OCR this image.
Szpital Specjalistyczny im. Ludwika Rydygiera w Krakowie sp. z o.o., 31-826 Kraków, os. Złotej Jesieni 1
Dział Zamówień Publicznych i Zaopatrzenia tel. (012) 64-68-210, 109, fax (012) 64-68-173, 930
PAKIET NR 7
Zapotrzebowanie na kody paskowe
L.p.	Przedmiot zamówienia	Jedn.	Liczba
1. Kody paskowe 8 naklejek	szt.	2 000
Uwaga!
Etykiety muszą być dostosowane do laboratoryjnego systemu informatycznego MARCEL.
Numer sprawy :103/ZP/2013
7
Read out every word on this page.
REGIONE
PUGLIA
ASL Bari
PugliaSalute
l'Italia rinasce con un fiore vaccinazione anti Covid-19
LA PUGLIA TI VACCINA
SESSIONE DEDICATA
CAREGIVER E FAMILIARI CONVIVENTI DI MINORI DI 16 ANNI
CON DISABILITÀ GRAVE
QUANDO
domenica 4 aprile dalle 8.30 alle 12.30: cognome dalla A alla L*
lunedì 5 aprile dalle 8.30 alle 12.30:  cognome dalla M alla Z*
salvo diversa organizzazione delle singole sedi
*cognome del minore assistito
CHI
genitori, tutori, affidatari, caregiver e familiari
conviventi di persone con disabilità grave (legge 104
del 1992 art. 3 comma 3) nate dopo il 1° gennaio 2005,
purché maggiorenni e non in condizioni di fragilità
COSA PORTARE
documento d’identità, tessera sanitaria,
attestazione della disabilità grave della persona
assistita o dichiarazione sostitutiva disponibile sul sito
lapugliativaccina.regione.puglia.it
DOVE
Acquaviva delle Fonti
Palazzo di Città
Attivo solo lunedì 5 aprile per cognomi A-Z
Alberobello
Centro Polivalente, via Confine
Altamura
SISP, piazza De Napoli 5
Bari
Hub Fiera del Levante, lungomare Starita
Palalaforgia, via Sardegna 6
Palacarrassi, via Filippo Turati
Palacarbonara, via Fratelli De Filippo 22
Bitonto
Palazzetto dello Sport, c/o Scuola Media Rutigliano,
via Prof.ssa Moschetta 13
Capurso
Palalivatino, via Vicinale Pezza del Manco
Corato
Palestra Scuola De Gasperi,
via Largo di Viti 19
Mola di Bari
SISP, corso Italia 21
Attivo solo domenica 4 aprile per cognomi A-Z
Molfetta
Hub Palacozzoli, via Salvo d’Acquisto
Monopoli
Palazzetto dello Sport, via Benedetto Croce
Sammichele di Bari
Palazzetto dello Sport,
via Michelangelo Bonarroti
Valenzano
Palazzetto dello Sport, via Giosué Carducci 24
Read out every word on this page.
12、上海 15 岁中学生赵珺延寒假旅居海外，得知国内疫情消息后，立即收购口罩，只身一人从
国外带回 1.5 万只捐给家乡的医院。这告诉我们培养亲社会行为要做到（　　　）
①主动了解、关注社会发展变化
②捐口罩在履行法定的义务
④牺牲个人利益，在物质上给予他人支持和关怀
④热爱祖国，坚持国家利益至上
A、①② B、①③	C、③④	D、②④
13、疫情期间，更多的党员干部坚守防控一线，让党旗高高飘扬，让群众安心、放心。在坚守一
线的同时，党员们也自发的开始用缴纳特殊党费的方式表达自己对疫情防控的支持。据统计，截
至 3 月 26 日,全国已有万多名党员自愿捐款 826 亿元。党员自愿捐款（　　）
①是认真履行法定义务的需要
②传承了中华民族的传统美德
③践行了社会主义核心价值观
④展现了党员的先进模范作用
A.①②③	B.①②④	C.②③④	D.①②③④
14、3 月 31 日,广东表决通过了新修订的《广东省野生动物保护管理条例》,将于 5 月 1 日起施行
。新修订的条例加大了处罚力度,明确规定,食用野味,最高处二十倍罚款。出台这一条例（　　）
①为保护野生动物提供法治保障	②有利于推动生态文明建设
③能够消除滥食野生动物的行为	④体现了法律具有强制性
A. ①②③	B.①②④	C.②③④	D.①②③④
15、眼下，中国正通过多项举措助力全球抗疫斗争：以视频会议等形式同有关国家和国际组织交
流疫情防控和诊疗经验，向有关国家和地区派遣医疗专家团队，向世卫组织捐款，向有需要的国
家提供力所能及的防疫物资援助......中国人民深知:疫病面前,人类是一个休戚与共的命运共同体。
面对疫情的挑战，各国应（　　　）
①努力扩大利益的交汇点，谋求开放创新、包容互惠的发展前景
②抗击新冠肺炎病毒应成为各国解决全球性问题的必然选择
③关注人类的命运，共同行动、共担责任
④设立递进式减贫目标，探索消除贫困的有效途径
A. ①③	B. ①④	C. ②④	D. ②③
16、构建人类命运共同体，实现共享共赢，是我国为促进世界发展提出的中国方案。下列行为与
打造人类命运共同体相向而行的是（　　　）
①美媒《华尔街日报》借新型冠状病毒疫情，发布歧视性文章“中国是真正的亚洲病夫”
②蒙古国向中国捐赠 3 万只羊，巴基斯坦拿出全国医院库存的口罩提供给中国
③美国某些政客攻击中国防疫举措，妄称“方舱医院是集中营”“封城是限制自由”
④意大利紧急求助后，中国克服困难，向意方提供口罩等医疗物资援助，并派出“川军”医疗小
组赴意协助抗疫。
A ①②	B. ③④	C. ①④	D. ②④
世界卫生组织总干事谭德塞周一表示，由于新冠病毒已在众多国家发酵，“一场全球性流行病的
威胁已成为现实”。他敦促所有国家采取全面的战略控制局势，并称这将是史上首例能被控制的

Stated goal:
Copy the records above exactly.

The answer:
OCR this image.
Szpital Specjalistyczny im. Ludwika Rydygiera w Krakowie sp. z o.o., 31-826 Kraków, os. Złotej Jesieni 1
Dział Zamówień Publicznych i Zaopatrzenia tel. (012) 64-68-210, 109, fax (012) 64-68-173, 930
PAKIET NR 7
Zapotrzebowanie na kody paskowe
L.p.	Przedmiot zamówienia	Jedn.	Liczba
1. Kody paskowe 8 naklejek	szt.	2 000
Uwaga!
Etykiety muszą być dostosowane do laboratoryjnego systemu informatycznego MARCEL.
Numer sprawy :103/ZP/2013
7
Read out every word on this page.
REGIONE
PUGLIA
ASL Bari
PugliaSalute
l'Italia rinasce con un fiore vaccinazione anti Covid-19
LA PUGLIA TI VACCINA
SESSIONE DEDICATA
CAREGIVER E FAMILIARI CONVIVENTI DI MINORI DI 16 ANNI
CON DISABILITÀ GRAVE
QUANDO
domenica 4 aprile dalle 8.30 alle 12.30: cognome dalla A alla L*
lunedì 5 aprile dalle 8.30 alle 12.30:  cognome dalla M alla Z*
salvo diversa organizzazione delle singole sedi
*cognome del minore assistito
CHI
genitori, tutori, affidatari, caregiver e familiari
conviventi di persone con disabilità grave (legge 104
del 1992 art. 3 comma 3) nate dopo il 1° gennaio 2005,
purché maggiorenni e non in condizioni di fragilità
COSA PORTARE
documento d’identità, tessera sanitaria,
attestazione della disabilità grave della persona
assistita o dichiarazione sostitutiva disponibile sul sito
lapugliativaccina.regione.puglia.it
DOVE
Acquaviva delle Fonti
Palazzo di Città
Attivo solo lunedì 5 aprile per cognomi A-Z
Alberobello
Centro Polivalente, via Confine
Altamura
SISP, piazza De Napoli 5
Bari
Hub Fiera del Levante, lungomare Starita
Palalaforgia, via Sardegna 6
Palacarrassi, via Filippo Turati
Palacarbonara, via Fratelli De Filippo 22
Bitonto
Palazzetto dello Sport, c/o Scuola Media Rutigliano,
via Prof.ssa Moschetta 13
Capurso
Palalivatino, via Vicinale Pezza del Manco
Corato
Palestra Scuola De Gasperi,
via Largo di Viti 19
Mola di Bari
SISP, corso Italia 21
Attivo solo domenica 4 aprile per cognomi A-Z
Molfetta
Hub Palacozzoli, via Salvo d’Acquisto
Monopoli
Palazzetto dello Sport, via Benedetto Croce
Sammichele di Bari
Palazzetto dello Sport,
via Michelangelo Bonarroti
Valenzano
Palazzetto dello Sport, via Giosué Carducci 24
Read out every word on this page.
12、上海 15 岁中学生赵珺延寒假旅居海外，得知国内疫情消息后，立即收购口罩，只身一人从
国外带回 1.5 万只捐给家乡的医院。这告诉我们培养亲社会行为要做到（　　　）
①主动了解、关注社会发展变化
②捐口罩在履行法定的义务
④牺牲个人利益，在物质上给予他人支持和关怀
④热爱祖国，坚持国家利益至上
A、①② B、①③	C、③④	D、②④
13、疫情期间，更多的党员干部坚守防控一线，让党旗高高飘扬，让群众安心、放心。在坚守一
线的同时，党员们也自发的开始用缴纳特殊党费的方式表达自己对疫情防控的支持。据统计，截
至 3 月 26 日,全国已有万多名党员自愿捐款 826 亿元。党员自愿捐款（　　）
①是认真履行法定义务的需要
②传承了中华民族的传统美德
③践行了社会主义核心价值观
④展现了党员的先进模范作用
A.①②③	B.①②④	C.②③④	D.①②③④
14、3 月 31 日,广东表决通过了新修订的《广东省野生动物保护管理条例》,将于 5 月 1 日起施行
。新修订的条例加大了处罚力度,明确规定,食用野味,最高处二十倍罚款。出台这一条例（　　）
①为保护野生动物提供法治保障	②有利于推动生态文明建设
③能够消除滥食野生动物的行为	④体现了法律具有强制性
A. ①②③	B.①②④	C.②③④	D.①②③④
15、眼下，中国正通过多项举措助力全球抗疫斗争：以视频会议等形式同有关国家和国际组织交
流疫情防控和诊疗经验，向有关国家和地区派遣医疗专家团队，向世卫组织捐款，向有需要的国
家提供力所能及的防疫物资援助......中国人民深知:疫病面前,人类是一个休戚与共的命运共同体。
面对疫情的挑战，各国应（　　　）
①努力扩大利益的交汇点，谋求开放创新、包容互惠的发展前景
②抗击新冠肺炎病毒应成为各国解决全球性问题的必然选择
③关注人类的命运，共同行动、共担责任
④设立递进式减贫目标，探索消除贫困的有效途径
A. ①③	B. ①④	C. ②④	D. ②③
16、构建人类命运共同体，实现共享共赢，是我国为促进世界发展提出的中国方案。下列行为与
打造人类命运共同体相向而行的是（　　　）
①美媒《华尔街日报》借新型冠状病毒疫情，发布歧视性文章“中国是真正的亚洲病夫”
②蒙古国向中国捐赠 3 万只羊，巴基斯坦拿出全国医院库存的口罩提供给中国
③美国某些政客攻击中国防疫举措，妄称“方舱医院是集中营”“封城是限制自由”
④意大利紧急求助后，中国克服困难，向意方提供口罩等医疗物资援助，并派出“川军”医疗小
组赴意协助抗疫。
A ①②	B. ③④	C. ①④	D. ②④
世界卫生组织总干事谭德塞周一表示，由于新冠病毒已在众多国家发酵，“一场全球性流行病的
威胁已成为现实”。他敦促所有国家采取全面的战略控制局势，并称这将是史上首例能被控制的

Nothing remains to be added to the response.